» **THE EXERCISE**
Pull out from the material below all lines with "existing".

» **RECORDED DATA**
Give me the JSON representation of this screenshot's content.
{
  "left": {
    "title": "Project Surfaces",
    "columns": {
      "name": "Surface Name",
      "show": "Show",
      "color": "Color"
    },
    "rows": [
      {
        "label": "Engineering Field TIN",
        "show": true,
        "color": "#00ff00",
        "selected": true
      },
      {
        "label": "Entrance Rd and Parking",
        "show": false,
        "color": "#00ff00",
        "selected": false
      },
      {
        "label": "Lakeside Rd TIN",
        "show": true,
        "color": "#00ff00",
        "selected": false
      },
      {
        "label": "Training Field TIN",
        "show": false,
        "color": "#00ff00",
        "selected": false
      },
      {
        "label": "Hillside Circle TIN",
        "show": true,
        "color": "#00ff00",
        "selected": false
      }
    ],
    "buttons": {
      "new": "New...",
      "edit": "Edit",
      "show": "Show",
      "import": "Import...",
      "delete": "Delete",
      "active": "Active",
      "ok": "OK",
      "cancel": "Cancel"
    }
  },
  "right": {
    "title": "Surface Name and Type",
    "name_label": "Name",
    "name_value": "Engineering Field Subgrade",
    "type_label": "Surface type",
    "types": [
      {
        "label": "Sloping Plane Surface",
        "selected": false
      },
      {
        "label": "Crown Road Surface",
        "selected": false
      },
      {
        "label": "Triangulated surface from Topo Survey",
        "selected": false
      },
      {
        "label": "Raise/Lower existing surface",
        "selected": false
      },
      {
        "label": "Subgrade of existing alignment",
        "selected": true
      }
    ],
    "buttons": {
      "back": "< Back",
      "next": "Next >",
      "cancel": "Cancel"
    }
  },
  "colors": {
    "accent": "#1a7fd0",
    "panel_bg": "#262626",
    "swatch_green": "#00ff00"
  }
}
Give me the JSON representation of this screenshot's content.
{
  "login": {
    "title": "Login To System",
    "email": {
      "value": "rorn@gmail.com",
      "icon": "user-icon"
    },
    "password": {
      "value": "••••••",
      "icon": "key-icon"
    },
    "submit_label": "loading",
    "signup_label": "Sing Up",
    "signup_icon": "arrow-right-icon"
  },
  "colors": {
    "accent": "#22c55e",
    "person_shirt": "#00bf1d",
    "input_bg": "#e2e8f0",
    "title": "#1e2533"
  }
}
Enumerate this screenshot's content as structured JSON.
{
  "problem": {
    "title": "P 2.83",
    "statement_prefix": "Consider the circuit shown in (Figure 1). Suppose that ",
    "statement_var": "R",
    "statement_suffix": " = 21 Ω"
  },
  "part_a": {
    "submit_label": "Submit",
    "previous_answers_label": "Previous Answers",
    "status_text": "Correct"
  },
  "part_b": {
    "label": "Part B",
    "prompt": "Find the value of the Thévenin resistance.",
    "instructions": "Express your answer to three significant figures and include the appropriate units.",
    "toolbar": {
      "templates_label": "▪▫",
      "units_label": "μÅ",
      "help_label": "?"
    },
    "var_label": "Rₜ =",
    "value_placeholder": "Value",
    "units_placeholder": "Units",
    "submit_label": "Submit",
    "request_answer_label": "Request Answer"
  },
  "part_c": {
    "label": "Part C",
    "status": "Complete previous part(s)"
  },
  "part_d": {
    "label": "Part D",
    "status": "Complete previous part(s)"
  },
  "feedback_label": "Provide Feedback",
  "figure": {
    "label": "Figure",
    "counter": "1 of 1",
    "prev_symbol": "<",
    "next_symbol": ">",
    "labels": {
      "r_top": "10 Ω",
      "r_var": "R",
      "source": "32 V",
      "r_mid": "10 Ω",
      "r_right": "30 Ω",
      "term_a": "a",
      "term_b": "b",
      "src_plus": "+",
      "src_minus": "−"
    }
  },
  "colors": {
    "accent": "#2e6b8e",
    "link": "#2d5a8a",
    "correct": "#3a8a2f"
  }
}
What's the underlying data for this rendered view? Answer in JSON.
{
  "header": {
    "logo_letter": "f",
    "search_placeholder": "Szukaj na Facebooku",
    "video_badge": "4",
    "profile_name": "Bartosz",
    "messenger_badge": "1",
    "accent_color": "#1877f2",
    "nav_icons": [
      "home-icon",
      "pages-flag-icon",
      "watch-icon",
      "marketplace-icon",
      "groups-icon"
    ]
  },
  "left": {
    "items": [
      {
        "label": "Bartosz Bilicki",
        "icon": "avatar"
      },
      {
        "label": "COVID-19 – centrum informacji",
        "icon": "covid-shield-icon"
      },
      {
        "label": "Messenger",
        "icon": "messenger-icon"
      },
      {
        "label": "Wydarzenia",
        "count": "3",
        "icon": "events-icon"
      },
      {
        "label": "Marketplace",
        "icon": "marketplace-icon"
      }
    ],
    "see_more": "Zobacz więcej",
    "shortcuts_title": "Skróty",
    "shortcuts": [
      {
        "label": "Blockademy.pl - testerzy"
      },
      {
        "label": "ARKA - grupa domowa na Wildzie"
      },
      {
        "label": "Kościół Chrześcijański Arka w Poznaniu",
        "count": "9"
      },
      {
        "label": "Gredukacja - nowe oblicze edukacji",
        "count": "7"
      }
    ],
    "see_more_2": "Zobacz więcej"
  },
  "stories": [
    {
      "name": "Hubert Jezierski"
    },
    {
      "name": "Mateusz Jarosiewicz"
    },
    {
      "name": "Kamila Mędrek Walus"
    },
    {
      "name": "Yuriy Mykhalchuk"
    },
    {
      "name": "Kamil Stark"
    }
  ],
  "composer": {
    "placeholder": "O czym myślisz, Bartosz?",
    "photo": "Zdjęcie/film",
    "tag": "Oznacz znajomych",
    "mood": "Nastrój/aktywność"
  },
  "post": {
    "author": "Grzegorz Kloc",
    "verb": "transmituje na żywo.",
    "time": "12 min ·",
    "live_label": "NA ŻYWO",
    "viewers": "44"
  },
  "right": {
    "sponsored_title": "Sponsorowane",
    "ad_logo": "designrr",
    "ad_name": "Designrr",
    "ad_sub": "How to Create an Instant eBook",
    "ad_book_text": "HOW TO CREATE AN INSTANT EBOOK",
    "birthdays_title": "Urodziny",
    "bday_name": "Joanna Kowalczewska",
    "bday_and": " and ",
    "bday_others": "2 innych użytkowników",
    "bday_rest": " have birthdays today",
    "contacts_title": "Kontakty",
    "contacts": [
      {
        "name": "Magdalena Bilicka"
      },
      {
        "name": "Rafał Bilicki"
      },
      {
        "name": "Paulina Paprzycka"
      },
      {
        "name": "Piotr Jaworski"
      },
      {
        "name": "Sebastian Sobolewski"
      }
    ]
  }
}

» **ANSWER TO THE EXERCISE**
        "label": "Raise/Lower existing surface",
        "label": "Subgrade of existing alignment",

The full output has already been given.